--- Start ---

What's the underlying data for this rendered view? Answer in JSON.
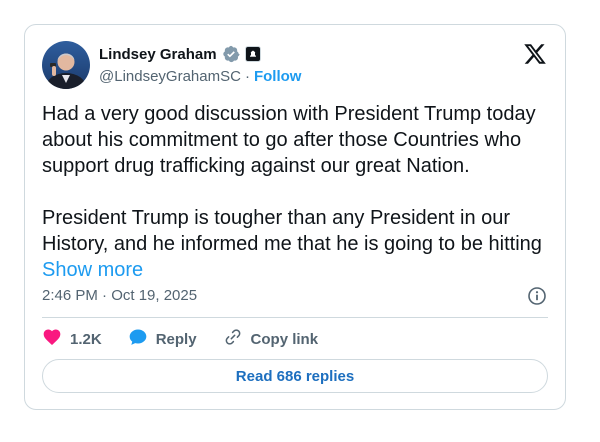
{
  "author": {
    "name": "Lindsey Graham",
    "handle": "@LindseyGrahamSC",
    "separator": "·",
    "follow_label": "Follow"
  },
  "tweet": {
    "paragraphs": [
      "Had a very good discussion with President Trump today about his commitment to go after those Countries who support drug trafficking against our great Nation.",
      "President Trump is tougher than any President in our History, and he informed me that he is going to be hitting"
    ],
    "show_more_label": "Show more",
    "timestamp": "2:46 PM · Oct 19, 2025"
  },
  "actions": {
    "like_count": "1.2K",
    "reply_label": "Reply",
    "copy_link_label": "Copy link"
  },
  "read_replies_label": "Read 686 replies",
  "icons": {
    "brand": "x-logo-icon",
    "verified": "verified-badge-icon",
    "affiliation": "affiliation-badge-icon",
    "info": "info-icon",
    "like": "heart-icon",
    "reply": "speech-bubble-icon",
    "copy_link": "link-icon"
  },
  "colors": {
    "link_blue": "#1d9bf0",
    "like_pink": "#f91880",
    "text_secondary": "#536471",
    "border": "#cfd9de"
  }
}
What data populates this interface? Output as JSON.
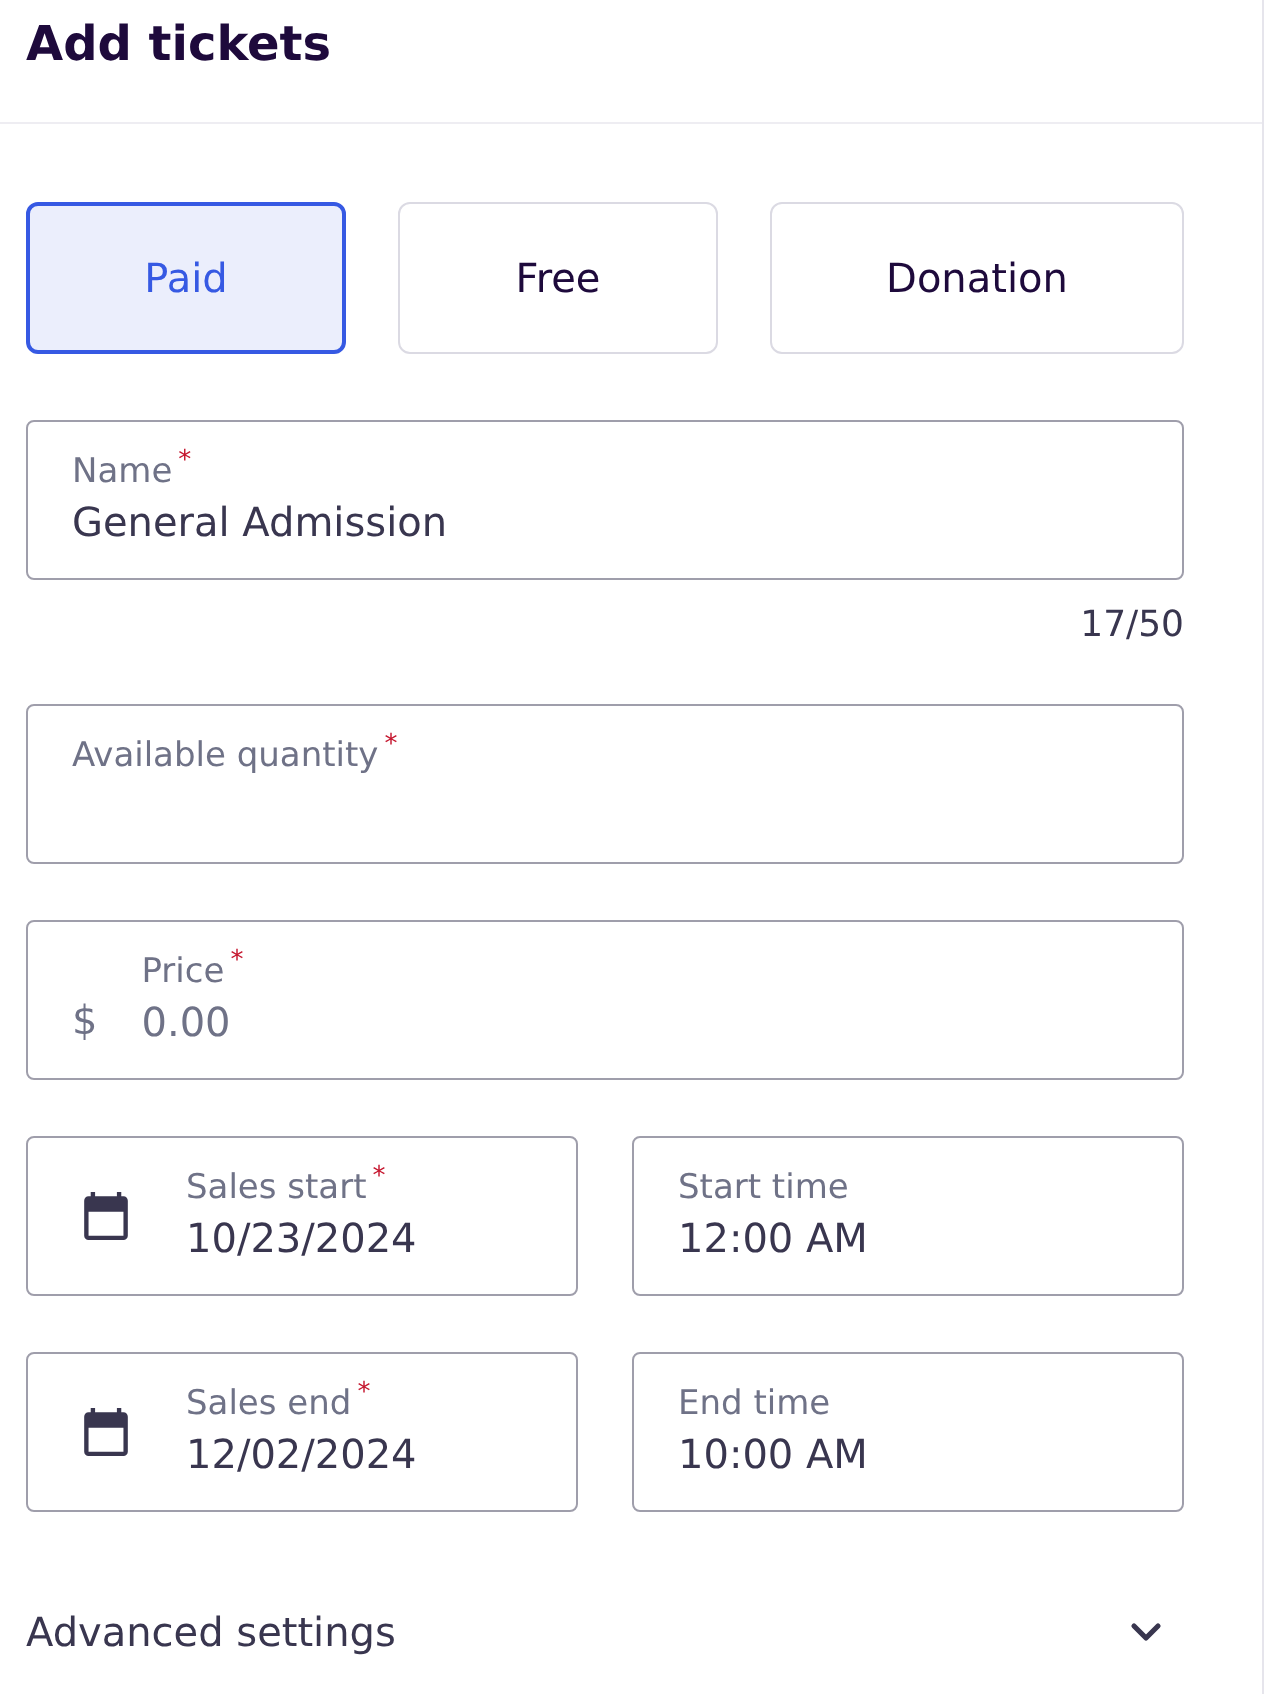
{
  "header": {
    "title": "Add tickets"
  },
  "ticket_types": [
    {
      "label": "Paid",
      "selected": true
    },
    {
      "label": "Free",
      "selected": false
    },
    {
      "label": "Donation",
      "selected": false
    }
  ],
  "form_rows": [
    {
      "fields": [
        {
          "kind": "text",
          "label": "Name$^{*}$",
          "value": "General Admission",
          "counter": "17/50"
        }
      ]
    },
    {
      "fields": [
        {
          "kind": "text",
          "label": "Available quantity$^{*}$"
        }
      ]
    },
    {
      "fields": [
        {
          "kind": "currency",
          "label": "Price$^{*}$",
          "prefix": "$",
          "placeholder": "0.00"
        }
      ]
    },
    {
      "fields": [
        {
          "kind": "date",
          "label": "Sales start$^{*}$",
          "value": "10/23/2024"
        },
        {
          "kind": "time",
          "label": "Start time",
          "value": "12:00 AM"
        }
      ]
    },
    {
      "fields": [
        {
          "kind": "date",
          "label": "Sales end$^{*}$",
          "value": "12/02/2024"
        },
        {
          "kind": "time",
          "label": "End time",
          "value": "10:00 AM"
        }
      ]
    }
  ],
  "advanced_settings": {
    "label": "Advanced settings",
    "expanded": false
  }
}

--- End ---

Leaving aside the images, write out the entries above word for word.

What's the underlying data for this rendered view? Answer in JSON.
{
  "author": {
    "name": "Lindsey Graham",
    "handle": "@LindseyGrahamSC",
    "separator": "·",
    "follow_label": "Follow"
  },
  "tweet": {
    "paragraphs": [
      "Had a very good discussion with President Trump today about his commitment to go after those Countries who support drug trafficking against our great Nation.",
      "President Trump is tougher than any President in our History, and he informed me that he is going to be hitting"
    ],
    "show_more_label": "Show more",
    "timestamp": "2:46 PM · Oct 19, 2025"
  },
  "actions": {
    "like_count": "1.2K",
    "reply_label": "Reply",
    "copy_link_label": "Copy link"
  },
  "read_replies_label": "Read 686 replies",
  "icons": {
    "brand": "x-logo-icon",
    "verified": "verified-badge-icon",
    "affiliation": "affiliation-badge-icon",
    "info": "info-icon",
    "like": "heart-icon",
    "reply": "speech-bubble-icon",
    "copy_link": "link-icon"
  },
  "colors": {
    "link_blue": "#1d9bf0",
    "like_pink": "#f91880",
    "text_secondary": "#536471",
    "border": "#cfd9de"
  }
}
What data populates this interface? Output as JSON.
{
  "header": {
    "title": "Add tickets"
  },
  "ticket_types": [
    {
      "label": "Paid",
      "selected": true
    },
    {
      "label": "Free",
      "selected": false
    },
    {
      "label": "Donation",
      "selected": false
    }
  ],
  "form_rows": [
    {
      "fields": [
        {
          "kind": "text",
          "label": "Name$^{*}$",
          "value": "General Admission",
          "counter": "17/50"
        }
      ]
    },
    {
      "fields": [
        {
          "kind": "text",
          "label": "Available quantity$^{*}$"
        }
      ]
    },
    {
      "fields": [
        {
          "kind": "currency",
          "label": "Price$^{*}$",
          "prefix": "$",
          "placeholder": "0.00"
        }
      ]
    },
    {
      "fields": [
        {
          "kind": "date",
          "label": "Sales start$^{*}$",
          "value": "10/23/2024"
        },
        {
          "kind": "time",
          "label": "Start time",
          "value": "12:00 AM"
        }
      ]
    },
    {
      "fields": [
        {
          "kind": "date",
          "label": "Sales end$^{*}$",
          "value": "12/02/2024"
        },
        {
          "kind": "time",
          "label": "End time",
          "value": "10:00 AM"
        }
      ]
    }
  ],
  "advanced_settings": {
    "label": "Advanced settings",
    "expanded": false
  }
}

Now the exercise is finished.